Exercise goal>
Find how many lines of the listing include the string "xlabel", and report only that figure.

Record set>
(begin)

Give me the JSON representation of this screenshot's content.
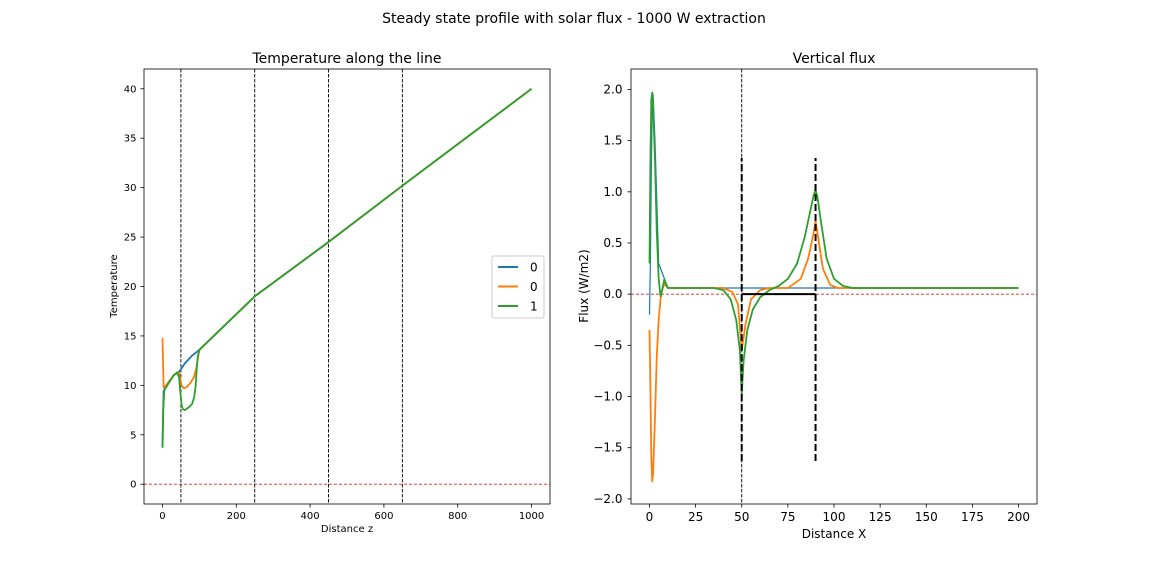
{
  "figure": {
    "suptitle": "Steady state profile with solar flux - 1000 W extraction"
  },
  "chart_data": [
    {
      "type": "line",
      "title": "Temperature along the line",
      "xlabel": "Distance z",
      "ylabel": "Temperature",
      "xlim": [
        -50,
        1050
      ],
      "ylim": [
        -2,
        42
      ],
      "xticks": [
        0,
        200,
        400,
        600,
        800,
        1000
      ],
      "yticks": [
        0,
        5,
        10,
        15,
        20,
        25,
        30,
        35,
        40
      ],
      "vlines": [
        50,
        250,
        450,
        650
      ],
      "hline": 0,
      "legend": {
        "placement": "center-right",
        "entries": [
          "0",
          "0",
          "1"
        ]
      },
      "series": [
        {
          "name": "0",
          "color": "#1f77b4",
          "x": [
            0,
            3,
            10,
            20,
            30,
            40,
            45,
            50,
            60,
            80,
            100,
            250,
            450,
            650,
            1000
          ],
          "y": [
            3.7,
            9.4,
            10.0,
            10.5,
            11.0,
            11.3,
            11.4,
            11.6,
            12.2,
            13.0,
            13.6,
            19.0,
            24.5,
            30.2,
            40.0
          ]
        },
        {
          "name": "0",
          "color": "#ff7f0e",
          "x": [
            0,
            3,
            10,
            20,
            30,
            40,
            45,
            48,
            52,
            58,
            65,
            75,
            85,
            92,
            96,
            100,
            250,
            450,
            650,
            1000
          ],
          "y": [
            14.8,
            9.8,
            10.0,
            10.5,
            11.0,
            11.3,
            11.3,
            10.7,
            10.0,
            9.7,
            9.8,
            10.2,
            10.8,
            11.8,
            12.8,
            13.6,
            19.0,
            24.5,
            30.2,
            40.0
          ]
        },
        {
          "name": "1",
          "color": "#2ca02c",
          "x": [
            0,
            2,
            5,
            10,
            20,
            30,
            40,
            45,
            48,
            52,
            55,
            60,
            65,
            72,
            80,
            86,
            90,
            93,
            96,
            100,
            250,
            450,
            650,
            1000
          ],
          "y": [
            3.7,
            7.5,
            9.5,
            9.8,
            10.4,
            11.0,
            11.3,
            10.8,
            9.5,
            8.0,
            7.6,
            7.5,
            7.6,
            7.8,
            8.1,
            8.8,
            10.0,
            11.8,
            13.0,
            13.6,
            19.0,
            24.5,
            30.2,
            40.0
          ]
        }
      ]
    },
    {
      "type": "line",
      "title": "Vertical flux",
      "xlabel": "Distance X",
      "ylabel": "Flux (W/m2)",
      "xlim": [
        -10,
        210
      ],
      "ylim": [
        -2.05,
        2.2
      ],
      "xticks": [
        0,
        25,
        50,
        75,
        100,
        125,
        150,
        175,
        200
      ],
      "yticks": [
        -2.0,
        -1.5,
        -1.0,
        -0.5,
        0.0,
        0.5,
        1.0,
        1.5,
        2.0
      ],
      "xtick_labels": [
        "0",
        "25",
        "50",
        "75",
        "100",
        "125",
        "150",
        "175",
        "200"
      ],
      "ytick_labels": [
        "−2.0",
        "−1.5",
        "−1.0",
        "−0.5",
        "0.0",
        "0.5",
        "1.0",
        "1.5",
        "2.0"
      ],
      "hline": 0,
      "vline_thin": 50,
      "bracket": {
        "x_start": 50,
        "x_end": 90,
        "y_base": 0,
        "left_range": [
          -1.63,
          1.33
        ],
        "right_range": [
          -1.63,
          1.33
        ]
      },
      "series": [
        {
          "name": "",
          "color": "#1f77b4",
          "x": [
            0,
            0.5,
            1,
            1.5,
            2,
            3,
            5,
            10,
            15,
            50,
            90,
            200
          ],
          "y": [
            -0.2,
            0.3,
            1.2,
            1.8,
            1.95,
            1.5,
            0.3,
            0.06,
            0.06,
            0.06,
            0.06,
            0.06
          ]
        },
        {
          "name": "",
          "color": "#ff7f0e",
          "x": [
            0,
            0.5,
            1,
            1.5,
            2,
            3,
            4,
            5,
            6,
            7,
            8,
            9,
            10,
            12,
            15,
            25,
            40,
            45,
            48,
            50,
            52,
            55,
            60,
            65,
            75,
            82,
            86,
            89,
            90,
            91,
            94,
            98,
            102,
            110,
            200
          ],
          "y": [
            -0.35,
            -0.9,
            -1.6,
            -1.83,
            -1.75,
            -1.2,
            -0.6,
            -0.25,
            -0.05,
            0.05,
            0.1,
            0.08,
            0.06,
            0.06,
            0.06,
            0.06,
            0.06,
            0.02,
            -0.1,
            -0.55,
            -0.3,
            -0.05,
            0.04,
            0.06,
            0.06,
            0.15,
            0.35,
            0.6,
            0.72,
            0.6,
            0.25,
            0.09,
            0.06,
            0.06,
            0.06
          ]
        },
        {
          "name": "",
          "color": "#2ca02c",
          "x": [
            0,
            0.5,
            1,
            1.5,
            2,
            3,
            4,
            5,
            6,
            7,
            8,
            9,
            10,
            12,
            15,
            25,
            35,
            40,
            44,
            47,
            49,
            50,
            51,
            53,
            56,
            60,
            65,
            70,
            75,
            80,
            84,
            87,
            89,
            90,
            91,
            93,
            96,
            100,
            105,
            110,
            200
          ],
          "y": [
            0.3,
            1.3,
            1.9,
            1.97,
            1.85,
            1.3,
            0.6,
            0.15,
            -0.02,
            0.05,
            0.14,
            0.1,
            0.06,
            0.06,
            0.06,
            0.06,
            0.06,
            0.04,
            -0.05,
            -0.25,
            -0.55,
            -0.98,
            -0.65,
            -0.35,
            -0.15,
            -0.03,
            0.04,
            0.08,
            0.15,
            0.3,
            0.55,
            0.8,
            0.97,
            1.02,
            0.95,
            0.7,
            0.35,
            0.15,
            0.08,
            0.06,
            0.06
          ]
        }
      ]
    }
  ]
}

(end)

Full output>
2